- **Work instructions**
Write out the records beneath this line exactly as they appear, minus any images.

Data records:
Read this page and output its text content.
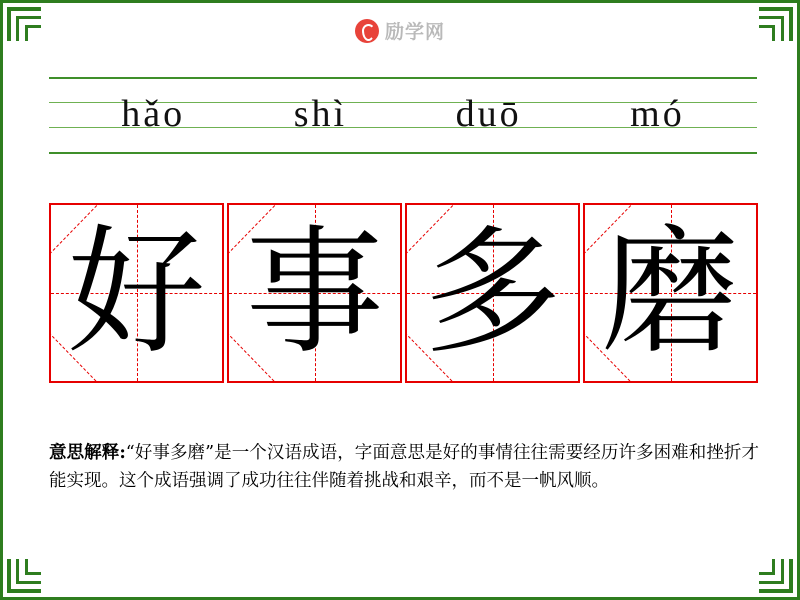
励学网
hǎo	shì	duō	mó
好 事 多 磨
意思解释:“好事多磨”是一个汉语成语，字面意思是好的事情往往需要经历许多困难和挫折才能实现。这个成语强调了成功往往伴随着挑战和艰辛，而不是一帆风顺。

- **Reply to the exercise**
Read this page and output its text content.
励学网
hǎo	shì	duō	mó
好 事 多 磨
意思解释:“好事多磨”是一个汉语成语，字面意思是好的事情往往需要经历许多困难和挫折才能实现。这个成语强调了成功往往伴随着挑战和艰辛，而不是一帆风顺。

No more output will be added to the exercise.